--- begin DATA TO PROCESS ---

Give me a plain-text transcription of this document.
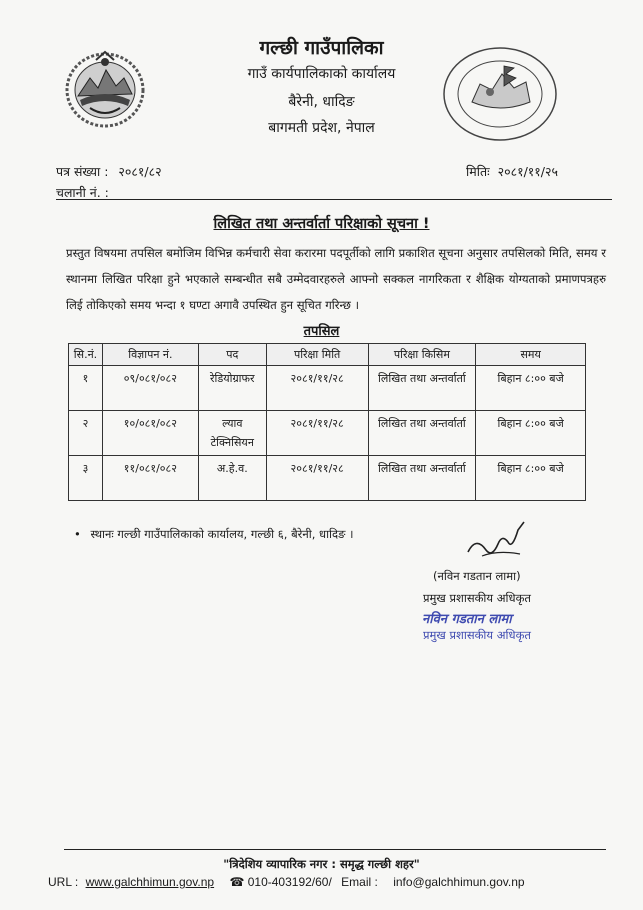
गल्छी गाउँपालिका
गाउँ कार्यपालिकाको कार्यालय
बैरेनी, धादिङ
बागमती प्रदेश, नेपाल
पत्र संख्या : २०८१/८२
चलानी नं. :
मितिः २०८१/११/२५
लिखित तथा अन्तर्वार्ता परिक्षाको सूचना !
प्रस्तुत विषयमा तपसिल बमोजिम विभिन्न कर्मचारी सेवा करारमा पदपूर्तीको लागि प्रकाशित सूचना अनुसार तपसिलको मिति, समय र स्थानमा लिखित परिक्षा हुने भएकाले सम्बन्धीत सबै उम्मेदवारहरुले आफ्नो सक्कल नागरिकता र शैक्षिक योग्यताको प्रमाणपत्रहरु लिई तोकिएको समय भन्दा १ घण्टा अगावै उपस्थित हुन सूचित गरिन्छ ।
तपसिल
सि.नं.	विज्ञापन नं.	पद	परिक्षा मिति	परिक्षा किसिम	समय
१	०९/०८१/०८२	रेडियोग्राफर	२०८१/११/२८	लिखित तथा अन्तर्वार्ता	बिहान ८:०० बजे
२	१०/०८१/०८२	ल्याव टेक्निसियन	२०८१/११/२८	लिखित तथा अन्तर्वार्ता	बिहान ८:०० बजे
३	११/०८१/०८२	अ.हे.व.	२०८१/११/२८	लिखित तथा अन्तर्वार्ता	बिहान ८:०० बजे
• स्थानः गल्छी गाउँपालिकाको कार्यालय, गल्छी ६, बैरेनी, धादिङ ।
(नविन गडतान लामा)
प्रमुख प्रशासकीय अधिकृत
नविन गडतान लामा
प्रमुख प्रशासकीय अधिकृत
"त्रिदेशिय व्यापारिक नगर : समृद्ध गल्छी शहर"
URL : www.galchhimun.gov.np ☎ 010-403192/60/ Email : info@galchhimun.gov.np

--- end DATA TO PROCESS ---

- **THE TASK**: Set every line down exactly as written, leaving each picture out.

- **COMPLETE OUTPUT**:
Give me a plain-text transcription of this document.
गल्छी गाउँपालिका
गाउँ कार्यपालिकाको कार्यालय
बैरेनी, धादिङ
बागमती प्रदेश, नेपाल
पत्र संख्या : २०८१/८२
चलानी नं. :
मितिः २०८१/११/२५
लिखित तथा अन्तर्वार्ता परिक्षाको सूचना !
प्रस्तुत विषयमा तपसिल बमोजिम विभिन्न कर्मचारी सेवा करारमा पदपूर्तीको लागि प्रकाशित सूचना अनुसार तपसिलको मिति, समय र स्थानमा लिखित परिक्षा हुने भएकाले सम्बन्धीत सबै उम्मेदवारहरुले आफ्नो सक्कल नागरिकता र शैक्षिक योग्यताको प्रमाणपत्रहरु लिई तोकिएको समय भन्दा १ घण्टा अगावै उपस्थित हुन सूचित गरिन्छ ।
तपसिल
सि.नं.	विज्ञापन नं.	पद	परिक्षा मिति	परिक्षा किसिम	समय
१	०९/०८१/०८२	रेडियोग्राफर	२०८१/११/२८	लिखित तथा अन्तर्वार्ता	बिहान ८:०० बजे
२	१०/०८१/०८२	ल्याव टेक्निसियन	२०८१/११/२८	लिखित तथा अन्तर्वार्ता	बिहान ८:०० बजे
३	११/०८१/०८२	अ.हे.व.	२०८१/११/२८	लिखित तथा अन्तर्वार्ता	बिहान ८:०० बजे
• स्थानः गल्छी गाउँपालिकाको कार्यालय, गल्छी ६, बैरेनी, धादिङ ।
(नविन गडतान लामा)
प्रमुख प्रशासकीय अधिकृत
नविन गडतान लामा
प्रमुख प्रशासकीय अधिकृत
"त्रिदेशिय व्यापारिक नगर : समृद्ध गल्छी शहर"
URL : www.galchhimun.gov.np ☎ 010-403192/60/ Email : info@galchhimun.gov.np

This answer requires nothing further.